[Exercise]:
Print out every line, exactly as written.

[Dataset records]:
* begin *
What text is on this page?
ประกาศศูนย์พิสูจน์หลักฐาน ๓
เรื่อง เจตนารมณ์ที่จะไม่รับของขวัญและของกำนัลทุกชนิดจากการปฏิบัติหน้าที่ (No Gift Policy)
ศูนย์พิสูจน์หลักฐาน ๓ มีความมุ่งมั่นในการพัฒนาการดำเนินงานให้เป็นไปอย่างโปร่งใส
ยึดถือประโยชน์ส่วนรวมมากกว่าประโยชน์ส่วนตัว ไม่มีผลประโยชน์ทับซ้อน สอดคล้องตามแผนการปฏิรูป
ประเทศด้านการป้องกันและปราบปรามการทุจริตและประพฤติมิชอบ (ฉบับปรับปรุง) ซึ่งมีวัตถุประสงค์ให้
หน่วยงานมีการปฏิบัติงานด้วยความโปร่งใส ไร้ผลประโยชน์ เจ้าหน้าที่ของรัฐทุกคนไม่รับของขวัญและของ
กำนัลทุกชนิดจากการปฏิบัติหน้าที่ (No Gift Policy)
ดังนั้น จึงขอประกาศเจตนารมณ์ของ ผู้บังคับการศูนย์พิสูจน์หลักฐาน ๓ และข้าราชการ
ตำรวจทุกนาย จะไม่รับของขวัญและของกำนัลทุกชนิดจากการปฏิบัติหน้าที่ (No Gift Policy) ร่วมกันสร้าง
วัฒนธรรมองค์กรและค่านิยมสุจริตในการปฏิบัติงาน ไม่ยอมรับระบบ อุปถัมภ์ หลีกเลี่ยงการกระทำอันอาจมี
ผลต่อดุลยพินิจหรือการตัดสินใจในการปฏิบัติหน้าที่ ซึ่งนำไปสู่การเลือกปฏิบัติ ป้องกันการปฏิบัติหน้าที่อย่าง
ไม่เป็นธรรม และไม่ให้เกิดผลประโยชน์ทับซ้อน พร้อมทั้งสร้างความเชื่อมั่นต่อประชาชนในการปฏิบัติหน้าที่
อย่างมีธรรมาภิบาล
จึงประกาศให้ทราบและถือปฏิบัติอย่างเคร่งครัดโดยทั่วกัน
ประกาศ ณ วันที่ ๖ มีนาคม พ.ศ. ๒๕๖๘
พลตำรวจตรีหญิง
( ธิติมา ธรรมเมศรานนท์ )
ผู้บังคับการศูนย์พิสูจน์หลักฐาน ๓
* end *
[The answer]:
What text is on this page?
ประกาศศูนย์พิสูจน์หลักฐาน ๓
เรื่อง เจตนารมณ์ที่จะไม่รับของขวัญและของกำนัลทุกชนิดจากการปฏิบัติหน้าที่ (No Gift Policy)
ศูนย์พิสูจน์หลักฐาน ๓ มีความมุ่งมั่นในการพัฒนาการดำเนินงานให้เป็นไปอย่างโปร่งใส
ยึดถือประโยชน์ส่วนรวมมากกว่าประโยชน์ส่วนตัว ไม่มีผลประโยชน์ทับซ้อน สอดคล้องตามแผนการปฏิรูป
ประเทศด้านการป้องกันและปราบปรามการทุจริตและประพฤติมิชอบ (ฉบับปรับปรุง) ซึ่งมีวัตถุประสงค์ให้
หน่วยงานมีการปฏิบัติงานด้วยความโปร่งใส ไร้ผลประโยชน์ เจ้าหน้าที่ของรัฐทุกคนไม่รับของขวัญและของ
กำนัลทุกชนิดจากการปฏิบัติหน้าที่ (No Gift Policy)
ดังนั้น จึงขอประกาศเจตนารมณ์ของ ผู้บังคับการศูนย์พิสูจน์หลักฐาน ๓ และข้าราชการ
ตำรวจทุกนาย จะไม่รับของขวัญและของกำนัลทุกชนิดจากการปฏิบัติหน้าที่ (No Gift Policy) ร่วมกันสร้าง
วัฒนธรรมองค์กรและค่านิยมสุจริตในการปฏิบัติงาน ไม่ยอมรับระบบ อุปถัมภ์ หลีกเลี่ยงการกระทำอันอาจมี
ผลต่อดุลยพินิจหรือการตัดสินใจในการปฏิบัติหน้าที่ ซึ่งนำไปสู่การเลือกปฏิบัติ ป้องกันการปฏิบัติหน้าที่อย่าง
ไม่เป็นธรรม และไม่ให้เกิดผลประโยชน์ทับซ้อน พร้อมทั้งสร้างความเชื่อมั่นต่อประชาชนในการปฏิบัติหน้าที่
อย่างมีธรรมาภิบาล
จึงประกาศให้ทราบและถือปฏิบัติอย่างเคร่งครัดโดยทั่วกัน
ประกาศ ณ วันที่ ๖ มีนาคม พ.ศ. ๒๕๖๘
พลตำรวจตรีหญิง
( ธิติมา ธรรมเมศรานนท์ )
ผู้บังคับการศูนย์พิสูจน์หลักฐาน ๓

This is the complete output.